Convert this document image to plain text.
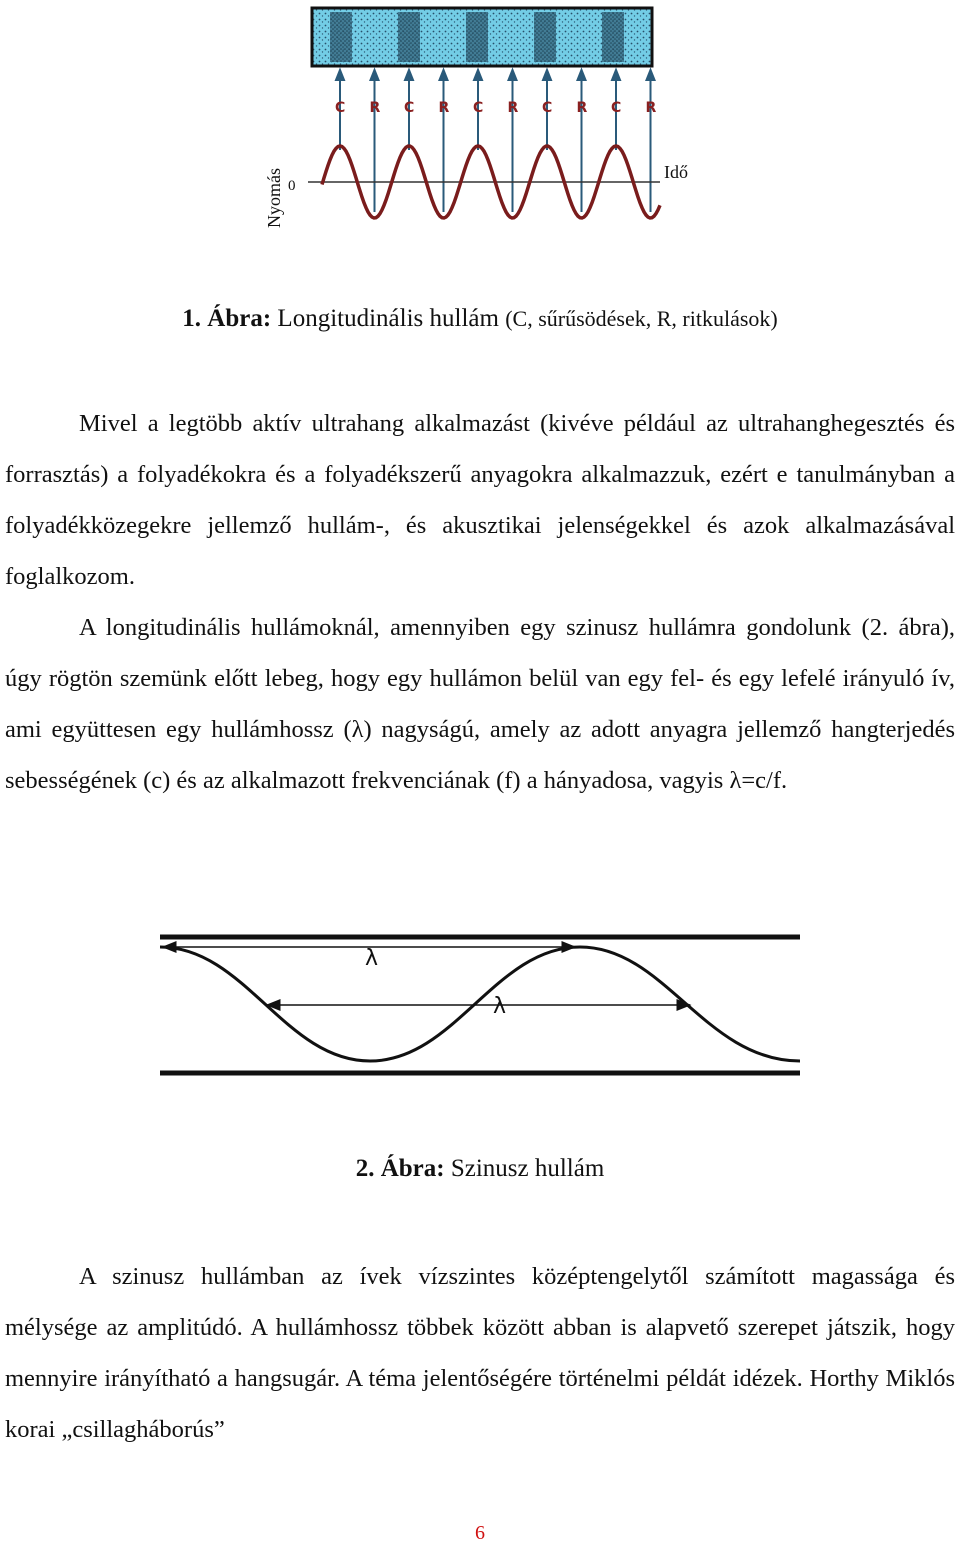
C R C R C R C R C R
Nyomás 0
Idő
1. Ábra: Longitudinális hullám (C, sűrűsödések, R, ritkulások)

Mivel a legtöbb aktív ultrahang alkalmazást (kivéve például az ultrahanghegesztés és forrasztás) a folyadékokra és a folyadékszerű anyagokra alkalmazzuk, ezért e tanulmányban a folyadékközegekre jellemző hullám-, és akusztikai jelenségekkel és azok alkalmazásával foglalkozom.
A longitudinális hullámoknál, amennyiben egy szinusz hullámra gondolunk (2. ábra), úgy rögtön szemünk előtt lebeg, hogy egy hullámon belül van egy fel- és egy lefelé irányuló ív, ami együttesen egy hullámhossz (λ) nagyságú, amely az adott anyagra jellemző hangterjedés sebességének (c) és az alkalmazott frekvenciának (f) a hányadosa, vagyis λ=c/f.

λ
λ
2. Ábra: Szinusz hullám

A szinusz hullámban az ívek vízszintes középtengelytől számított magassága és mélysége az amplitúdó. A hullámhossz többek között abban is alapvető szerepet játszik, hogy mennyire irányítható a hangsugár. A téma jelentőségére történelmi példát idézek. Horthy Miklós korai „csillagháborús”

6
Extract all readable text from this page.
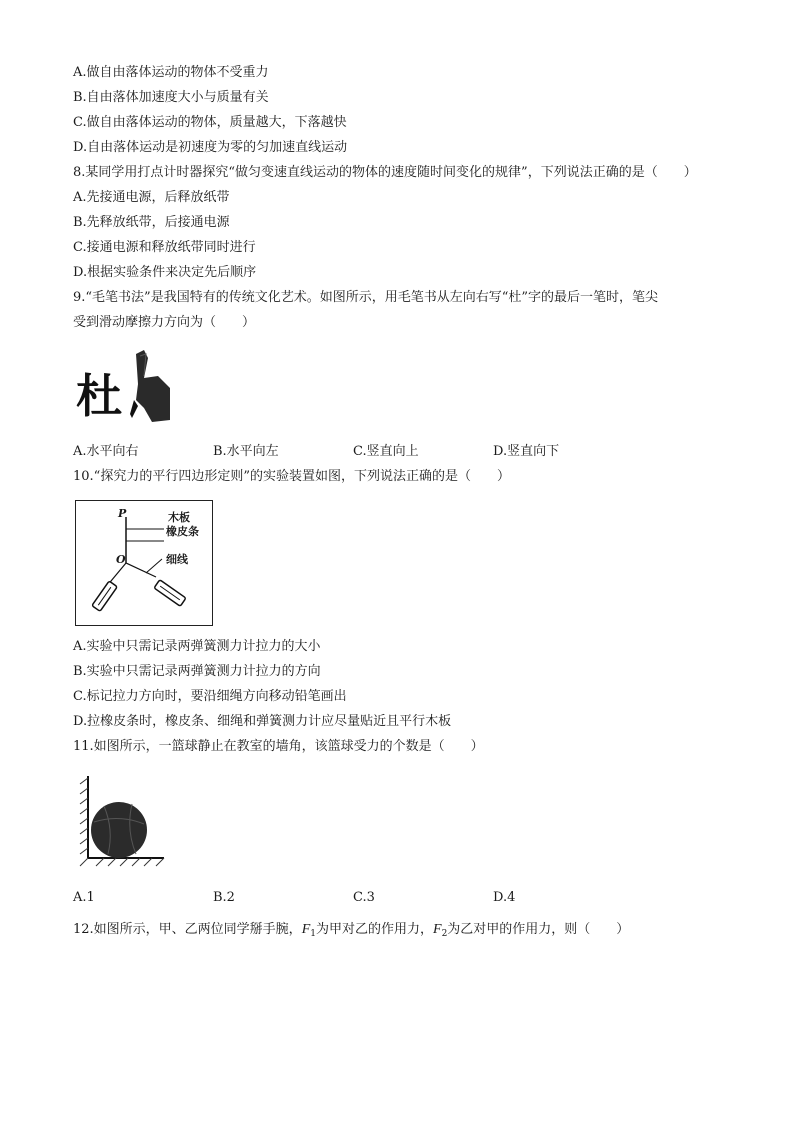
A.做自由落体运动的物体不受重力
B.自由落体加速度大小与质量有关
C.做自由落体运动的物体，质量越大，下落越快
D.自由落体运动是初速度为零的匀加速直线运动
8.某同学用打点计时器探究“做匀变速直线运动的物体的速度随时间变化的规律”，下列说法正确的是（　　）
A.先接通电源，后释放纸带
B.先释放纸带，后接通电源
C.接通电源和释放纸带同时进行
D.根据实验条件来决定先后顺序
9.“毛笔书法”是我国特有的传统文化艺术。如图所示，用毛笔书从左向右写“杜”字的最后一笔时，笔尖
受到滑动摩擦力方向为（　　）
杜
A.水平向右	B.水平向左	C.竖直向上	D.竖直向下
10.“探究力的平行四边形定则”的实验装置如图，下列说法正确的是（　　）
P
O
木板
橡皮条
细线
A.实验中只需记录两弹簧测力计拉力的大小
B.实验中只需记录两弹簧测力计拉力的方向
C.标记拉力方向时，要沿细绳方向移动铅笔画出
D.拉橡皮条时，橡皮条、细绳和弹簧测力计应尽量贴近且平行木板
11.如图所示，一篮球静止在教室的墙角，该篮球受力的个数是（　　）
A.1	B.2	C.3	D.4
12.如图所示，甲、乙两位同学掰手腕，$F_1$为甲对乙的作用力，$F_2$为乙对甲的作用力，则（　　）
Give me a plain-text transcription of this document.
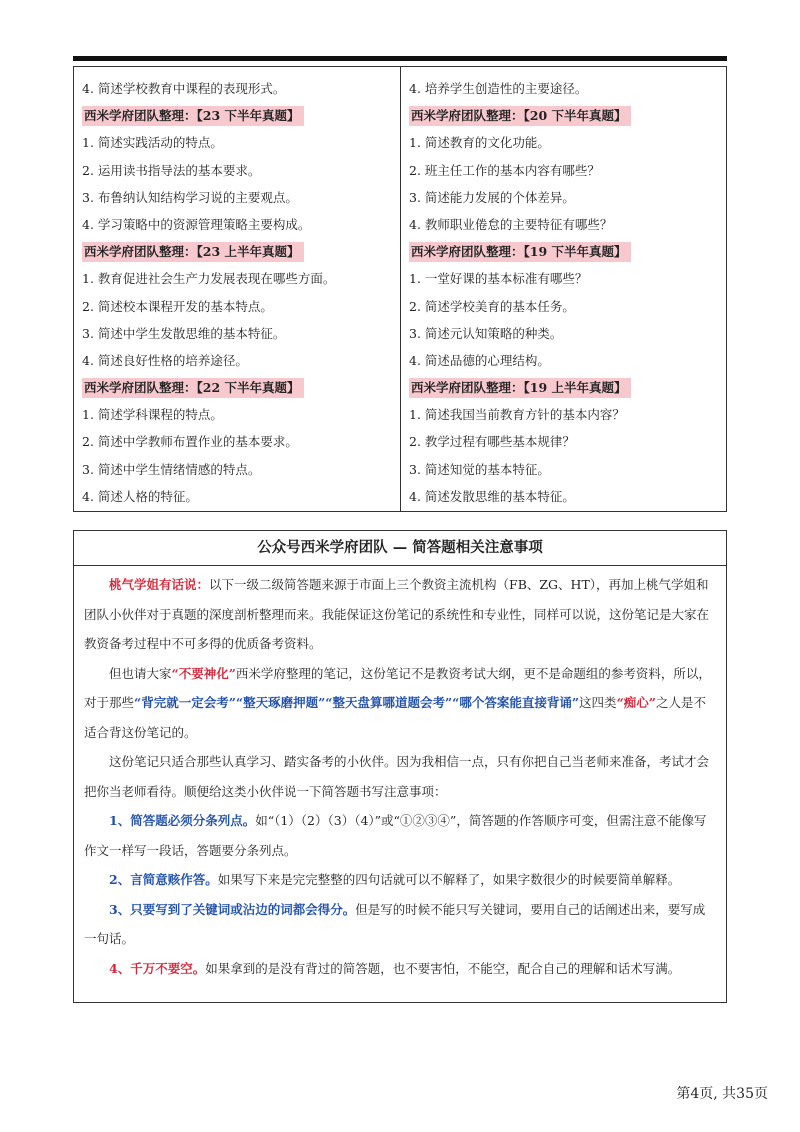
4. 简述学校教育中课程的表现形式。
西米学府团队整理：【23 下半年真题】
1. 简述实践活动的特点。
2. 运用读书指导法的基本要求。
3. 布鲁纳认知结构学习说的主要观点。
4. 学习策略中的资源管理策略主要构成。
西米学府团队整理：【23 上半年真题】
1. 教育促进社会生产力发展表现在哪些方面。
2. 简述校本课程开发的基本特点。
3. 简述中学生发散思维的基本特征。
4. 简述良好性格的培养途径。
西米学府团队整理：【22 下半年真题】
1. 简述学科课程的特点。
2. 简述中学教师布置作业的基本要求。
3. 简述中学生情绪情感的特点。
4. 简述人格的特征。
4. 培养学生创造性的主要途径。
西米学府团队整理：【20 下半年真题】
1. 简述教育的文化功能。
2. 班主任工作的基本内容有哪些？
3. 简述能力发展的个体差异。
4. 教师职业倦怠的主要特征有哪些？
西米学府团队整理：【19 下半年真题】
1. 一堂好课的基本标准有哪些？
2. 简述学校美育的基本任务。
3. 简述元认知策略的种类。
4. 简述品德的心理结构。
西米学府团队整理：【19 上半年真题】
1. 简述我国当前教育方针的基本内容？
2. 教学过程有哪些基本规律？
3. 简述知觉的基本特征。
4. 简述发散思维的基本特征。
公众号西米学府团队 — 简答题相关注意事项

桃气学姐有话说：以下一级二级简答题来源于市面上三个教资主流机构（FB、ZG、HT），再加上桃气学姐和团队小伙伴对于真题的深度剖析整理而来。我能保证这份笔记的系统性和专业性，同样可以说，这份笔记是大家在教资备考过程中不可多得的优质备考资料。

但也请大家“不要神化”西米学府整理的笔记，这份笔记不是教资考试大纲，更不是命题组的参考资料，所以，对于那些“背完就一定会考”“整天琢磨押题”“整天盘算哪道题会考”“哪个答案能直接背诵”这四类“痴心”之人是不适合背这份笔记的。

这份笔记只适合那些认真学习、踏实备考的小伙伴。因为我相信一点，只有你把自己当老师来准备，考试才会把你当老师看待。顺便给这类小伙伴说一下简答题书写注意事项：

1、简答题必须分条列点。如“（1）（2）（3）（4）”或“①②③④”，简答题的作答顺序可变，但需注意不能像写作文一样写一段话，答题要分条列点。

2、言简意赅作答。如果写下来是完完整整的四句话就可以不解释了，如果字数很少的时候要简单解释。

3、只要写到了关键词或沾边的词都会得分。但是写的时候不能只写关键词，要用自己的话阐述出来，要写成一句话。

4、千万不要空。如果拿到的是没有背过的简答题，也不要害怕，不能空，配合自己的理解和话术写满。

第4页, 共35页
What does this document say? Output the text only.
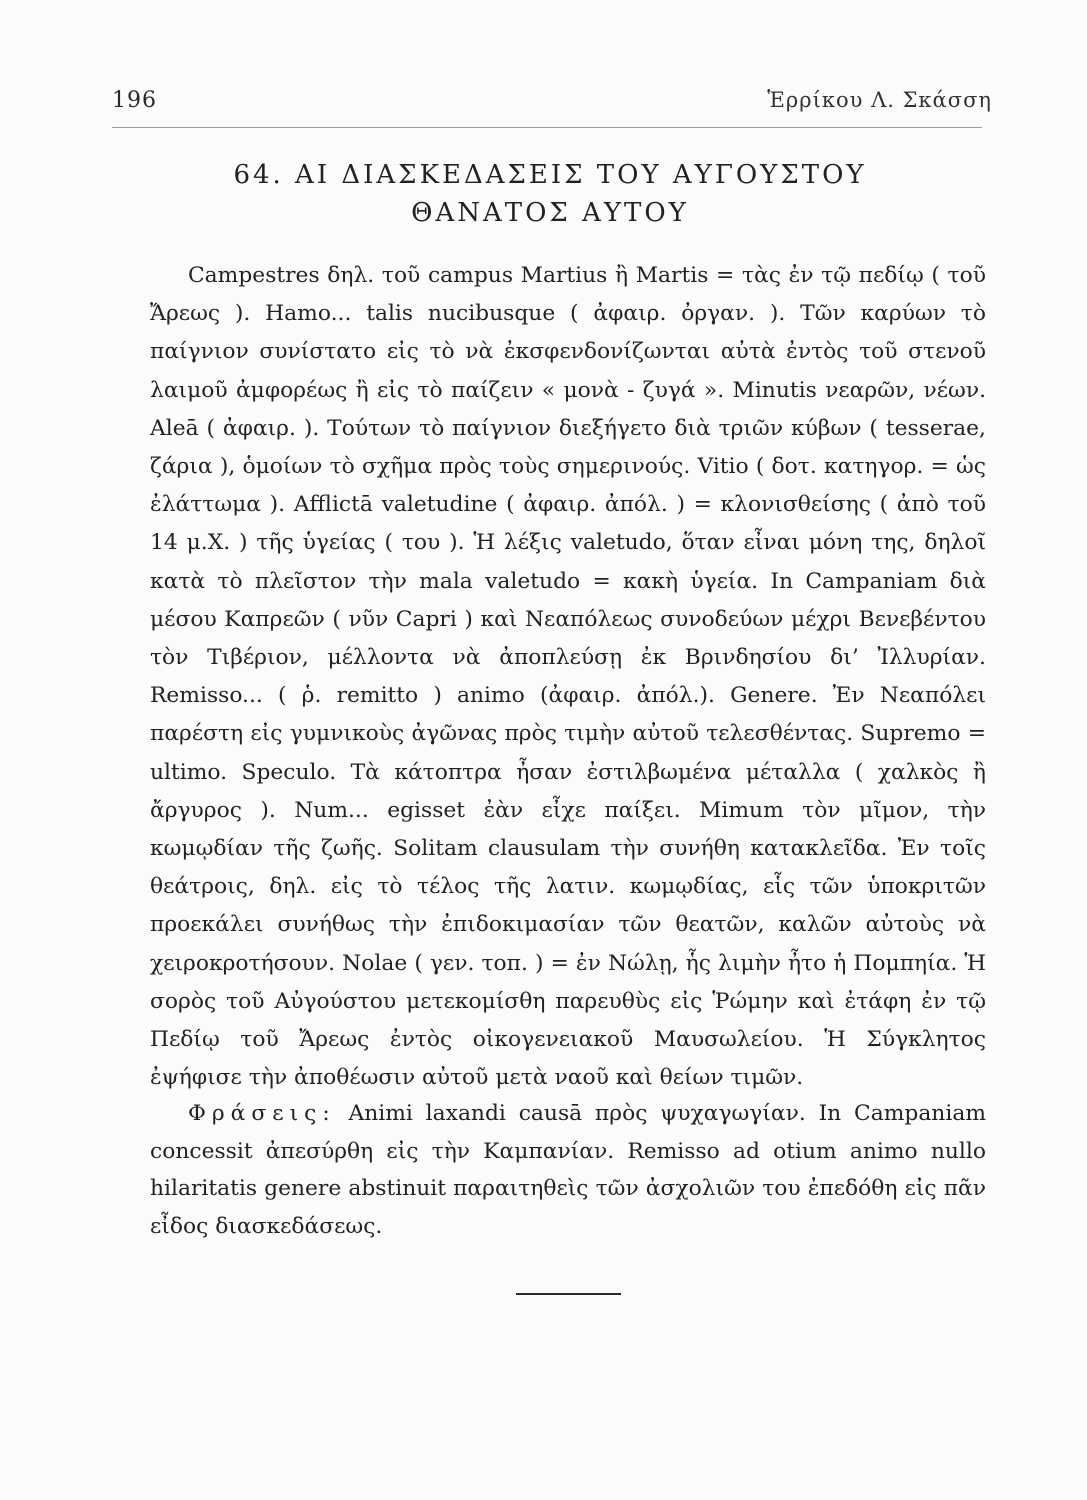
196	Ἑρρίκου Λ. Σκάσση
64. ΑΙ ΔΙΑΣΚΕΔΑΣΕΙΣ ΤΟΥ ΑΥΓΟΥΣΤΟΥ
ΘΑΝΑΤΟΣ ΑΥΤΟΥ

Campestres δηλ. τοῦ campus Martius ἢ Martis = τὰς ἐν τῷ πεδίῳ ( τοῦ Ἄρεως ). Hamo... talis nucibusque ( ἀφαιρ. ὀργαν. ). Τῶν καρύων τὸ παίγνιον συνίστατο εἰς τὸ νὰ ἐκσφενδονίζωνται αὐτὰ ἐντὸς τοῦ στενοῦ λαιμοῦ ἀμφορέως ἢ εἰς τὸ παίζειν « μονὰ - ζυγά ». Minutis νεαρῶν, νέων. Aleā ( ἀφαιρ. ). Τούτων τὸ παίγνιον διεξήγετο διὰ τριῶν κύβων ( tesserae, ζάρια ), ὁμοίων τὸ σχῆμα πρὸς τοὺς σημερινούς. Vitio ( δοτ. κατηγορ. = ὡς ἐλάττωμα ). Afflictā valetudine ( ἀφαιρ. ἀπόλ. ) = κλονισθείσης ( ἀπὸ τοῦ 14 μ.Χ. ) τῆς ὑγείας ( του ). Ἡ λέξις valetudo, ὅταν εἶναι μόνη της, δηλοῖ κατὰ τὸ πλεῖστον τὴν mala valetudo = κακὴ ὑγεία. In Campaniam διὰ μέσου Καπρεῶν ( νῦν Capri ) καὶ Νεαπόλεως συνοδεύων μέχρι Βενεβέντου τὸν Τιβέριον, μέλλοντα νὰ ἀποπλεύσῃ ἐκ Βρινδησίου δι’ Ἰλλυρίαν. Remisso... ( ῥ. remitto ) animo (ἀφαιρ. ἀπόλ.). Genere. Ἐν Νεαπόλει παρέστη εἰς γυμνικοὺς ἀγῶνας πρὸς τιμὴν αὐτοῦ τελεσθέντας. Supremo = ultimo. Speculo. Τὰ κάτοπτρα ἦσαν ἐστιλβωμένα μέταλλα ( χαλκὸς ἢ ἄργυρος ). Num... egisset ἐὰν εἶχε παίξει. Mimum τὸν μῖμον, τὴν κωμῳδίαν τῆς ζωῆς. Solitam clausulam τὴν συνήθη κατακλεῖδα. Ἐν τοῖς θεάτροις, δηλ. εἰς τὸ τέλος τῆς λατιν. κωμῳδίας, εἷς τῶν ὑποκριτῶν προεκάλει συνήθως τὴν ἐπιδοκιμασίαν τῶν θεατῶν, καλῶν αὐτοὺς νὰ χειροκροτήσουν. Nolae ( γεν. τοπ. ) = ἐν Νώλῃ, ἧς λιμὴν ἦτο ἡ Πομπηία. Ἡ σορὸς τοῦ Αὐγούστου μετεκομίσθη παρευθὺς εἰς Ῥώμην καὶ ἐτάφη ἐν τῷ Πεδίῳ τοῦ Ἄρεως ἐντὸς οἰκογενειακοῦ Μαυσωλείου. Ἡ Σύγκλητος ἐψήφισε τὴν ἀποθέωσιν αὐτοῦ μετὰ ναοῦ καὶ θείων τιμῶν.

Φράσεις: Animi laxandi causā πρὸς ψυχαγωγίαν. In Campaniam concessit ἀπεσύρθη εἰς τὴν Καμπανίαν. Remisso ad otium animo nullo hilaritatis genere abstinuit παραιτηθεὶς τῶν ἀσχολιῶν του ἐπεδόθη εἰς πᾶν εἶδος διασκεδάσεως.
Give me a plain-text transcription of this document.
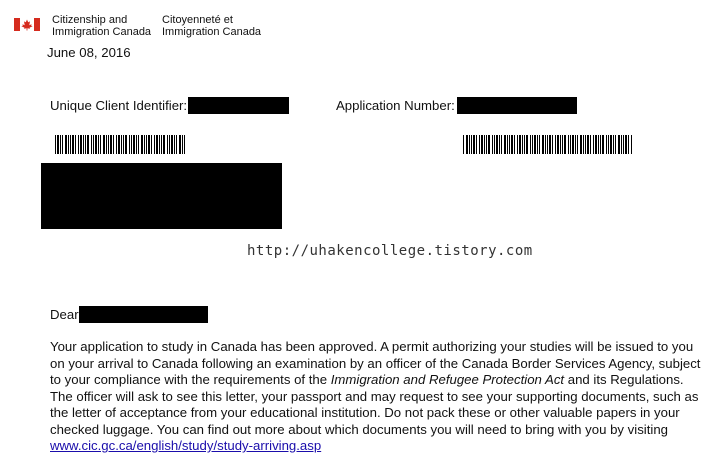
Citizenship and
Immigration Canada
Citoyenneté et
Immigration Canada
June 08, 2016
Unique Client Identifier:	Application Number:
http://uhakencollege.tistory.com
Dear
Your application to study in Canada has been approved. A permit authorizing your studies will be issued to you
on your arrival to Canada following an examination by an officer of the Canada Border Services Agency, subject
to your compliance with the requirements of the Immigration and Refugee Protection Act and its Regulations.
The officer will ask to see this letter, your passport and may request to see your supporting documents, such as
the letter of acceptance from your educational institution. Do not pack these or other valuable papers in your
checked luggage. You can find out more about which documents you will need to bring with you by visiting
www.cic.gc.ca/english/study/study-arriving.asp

WORK TO BE COMPLETED:
Lines containing the string "上半年真题" are to be selected and copied.

SOLUTION BELOW:
西米学府团队整理：【23 上半年真题】
西米学府团队整理：【19 上半年真题】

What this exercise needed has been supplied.